Wherever a line below holds the word "days", copy that line.

▶ _RECORDS PROVIDED_
★ ★ ★

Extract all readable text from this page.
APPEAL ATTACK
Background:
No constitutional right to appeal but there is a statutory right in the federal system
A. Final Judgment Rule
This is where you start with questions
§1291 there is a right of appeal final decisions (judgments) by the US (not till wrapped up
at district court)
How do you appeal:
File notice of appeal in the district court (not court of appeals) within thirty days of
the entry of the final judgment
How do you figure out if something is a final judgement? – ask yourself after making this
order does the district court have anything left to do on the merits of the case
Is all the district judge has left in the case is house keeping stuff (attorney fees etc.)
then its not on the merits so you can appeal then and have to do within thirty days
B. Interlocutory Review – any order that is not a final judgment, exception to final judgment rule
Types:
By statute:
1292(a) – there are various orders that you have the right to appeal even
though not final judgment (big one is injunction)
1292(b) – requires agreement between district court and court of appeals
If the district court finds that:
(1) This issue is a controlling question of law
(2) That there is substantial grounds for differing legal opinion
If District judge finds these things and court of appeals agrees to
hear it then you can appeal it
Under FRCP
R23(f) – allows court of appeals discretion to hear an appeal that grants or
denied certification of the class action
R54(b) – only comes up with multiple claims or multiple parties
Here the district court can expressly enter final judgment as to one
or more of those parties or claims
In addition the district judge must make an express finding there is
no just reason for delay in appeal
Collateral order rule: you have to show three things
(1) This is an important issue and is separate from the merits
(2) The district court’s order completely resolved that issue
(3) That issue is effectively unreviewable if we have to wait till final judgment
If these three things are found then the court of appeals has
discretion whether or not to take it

★ ★ ★

▶ _EXERCISE RESULT_
File notice of appeal in the district court (not court of appeals) within thirty days of
then its not on the merits so you can appeal then and have to do within thirty days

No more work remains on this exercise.